----- DATASET RECORDS -----
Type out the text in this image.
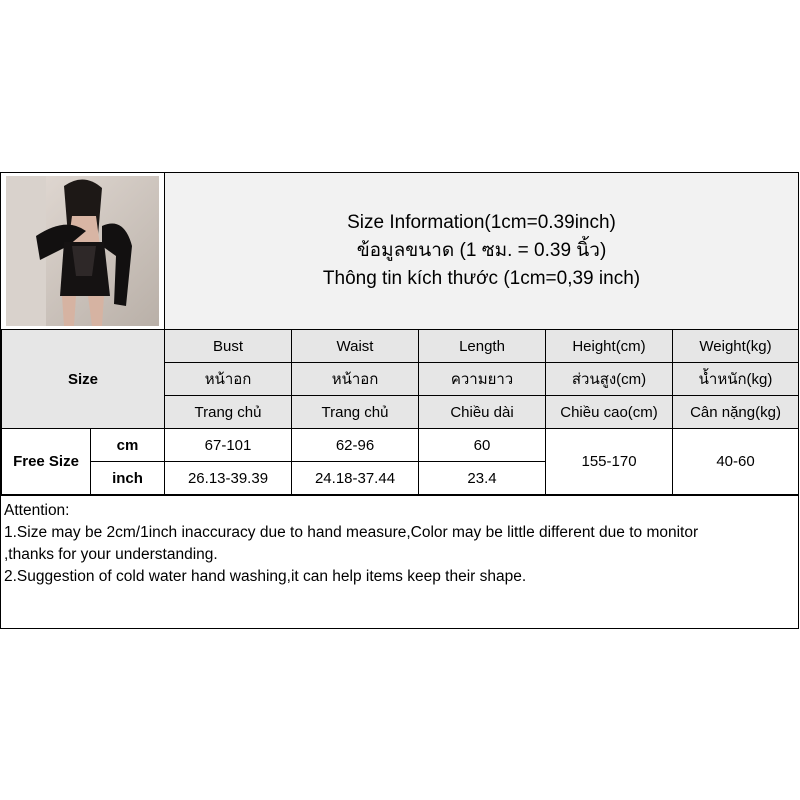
Size Information(1cm=0.39inch)
ข้อมูลขนาด (1 ซม. = 0.39 นิ้ว)
Thông tin kích thước (1cm=0,39 inch)
Size		Bust	Waist	Length	Height(cm)	Weight(kg)
		หน้าอก	หน้าอก	ความยาว	ส่วนสูง(cm)	น้ำหนัก(kg)
		Trang chủ	Trang chủ	Chiều dài	Chiều cao(cm)	Cân nặng(kg)
Free Size	cm	67-101	62-96	60	155-170	40-60
	inch	26.13-39.39	24.18-37.44	23.4		
Attention:
1.Size may be 2cm/1inch inaccuracy due to hand measure,Color may be little different due to monitor
,thanks for your understanding.
2.Suggestion of cold water hand washing,it can help items keep their shape.
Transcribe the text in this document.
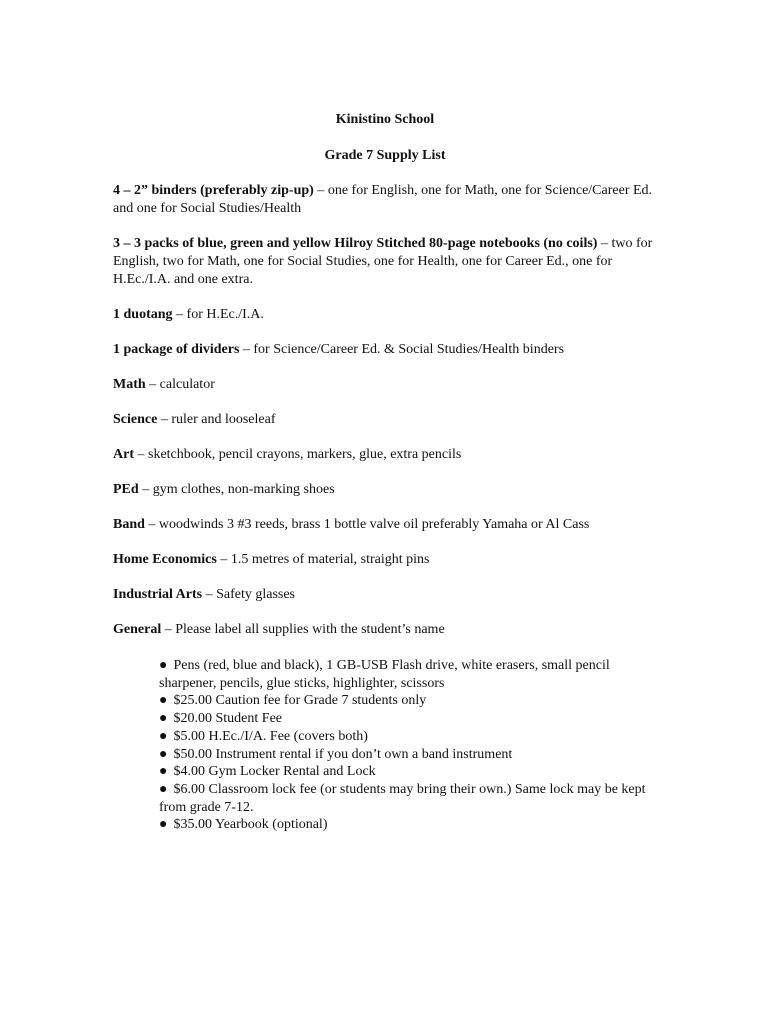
Kinistino School
Grade 7 Supply List

4 – 2” binders (preferably zip-up) – one for English, one for Math, one for Science/Career Ed. and one for Social Studies/Health

3 – 3 packs of blue, green and yellow Hilroy Stitched 80-page notebooks (no coils) – two for English, two for Math, one for Social Studies, one for Health, one for Career Ed., one for H.Ec./I.A. and one extra.

1 duotang – for H.Ec./I.A.

1 package of dividers – for Science/Career Ed. & Social Studies/Health binders

Math – calculator

Science – ruler and looseleaf

Art – sketchbook, pencil crayons, markers, glue, extra pencils

PEd – gym clothes, non-marking shoes

Band – woodwinds 3 #3 reeds, brass 1 bottle valve oil preferably Yamaha or Al Cass

Home Economics – 1.5 metres of material, straight pins

Industrial Arts – Safety glasses

General – Please label all supplies with the student’s name

● Pens (red, blue and black), 1 GB-USB Flash drive, white erasers, small pencil sharpener, pencils, glue sticks, highlighter, scissors
● $25.00 Caution fee for Grade 7 students only
● $20.00 Student Fee
● $5.00 H.Ec./I/A. Fee (covers both)
● $50.00 Instrument rental if you don’t own a band instrument
● $4.00 Gym Locker Rental and Lock
● $6.00 Classroom lock fee (or students may bring their own.) Same lock may be kept from grade 7-12.
● $35.00 Yearbook (optional)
-----
■ WHAT NEEDS TO BE DONE
Retype each line of the listing above word for word. Exclude the pictures.

■ FULL ANSWER
Type out the text in this image.
Size Information(1cm=0.39inch)
ข้อมูลขนาด (1 ซม. = 0.39 นิ้ว)
Thông tin kích thước (1cm=0,39 inch)
Size		Bust	Waist	Length	Height(cm)	Weight(kg)
		หน้าอก	หน้าอก	ความยาว	ส่วนสูง(cm)	น้ำหนัก(kg)
		Trang chủ	Trang chủ	Chiều dài	Chiều cao(cm)	Cân nặng(kg)
Free Size	cm	67-101	62-96	60	155-170	40-60
	inch	26.13-39.39	24.18-37.44	23.4		
Attention:
1.Size may be 2cm/1inch inaccuracy due to hand measure,Color may be little different due to monitor
,thanks for your understanding.
2.Suggestion of cold water hand washing,it can help items keep their shape.
Transcribe the text in this document.
Kinistino School
Grade 7 Supply List

4 – 2” binders (preferably zip-up) – one for English, one for Math, one for Science/Career Ed. and one for Social Studies/Health

3 – 3 packs of blue, green and yellow Hilroy Stitched 80-page notebooks (no coils) – two for English, two for Math, one for Social Studies, one for Health, one for Career Ed., one for H.Ec./I.A. and one extra.

1 duotang – for H.Ec./I.A.

1 package of dividers – for Science/Career Ed. & Social Studies/Health binders

Math – calculator

Science – ruler and looseleaf

Art – sketchbook, pencil crayons, markers, glue, extra pencils

PEd – gym clothes, non-marking shoes

Band – woodwinds 3 #3 reeds, brass 1 bottle valve oil preferably Yamaha or Al Cass

Home Economics – 1.5 metres of material, straight pins

Industrial Arts – Safety glasses

General – Please label all supplies with the student’s name

● Pens (red, blue and black), 1 GB-USB Flash drive, white erasers, small pencil sharpener, pencils, glue sticks, highlighter, scissors
● $25.00 Caution fee for Grade 7 students only
● $20.00 Student Fee
● $5.00 H.Ec./I/A. Fee (covers both)
● $50.00 Instrument rental if you don’t own a band instrument
● $4.00 Gym Locker Rental and Lock
● $6.00 Classroom lock fee (or students may bring their own.) Same lock may be kept from grade 7-12.
● $35.00 Yearbook (optional)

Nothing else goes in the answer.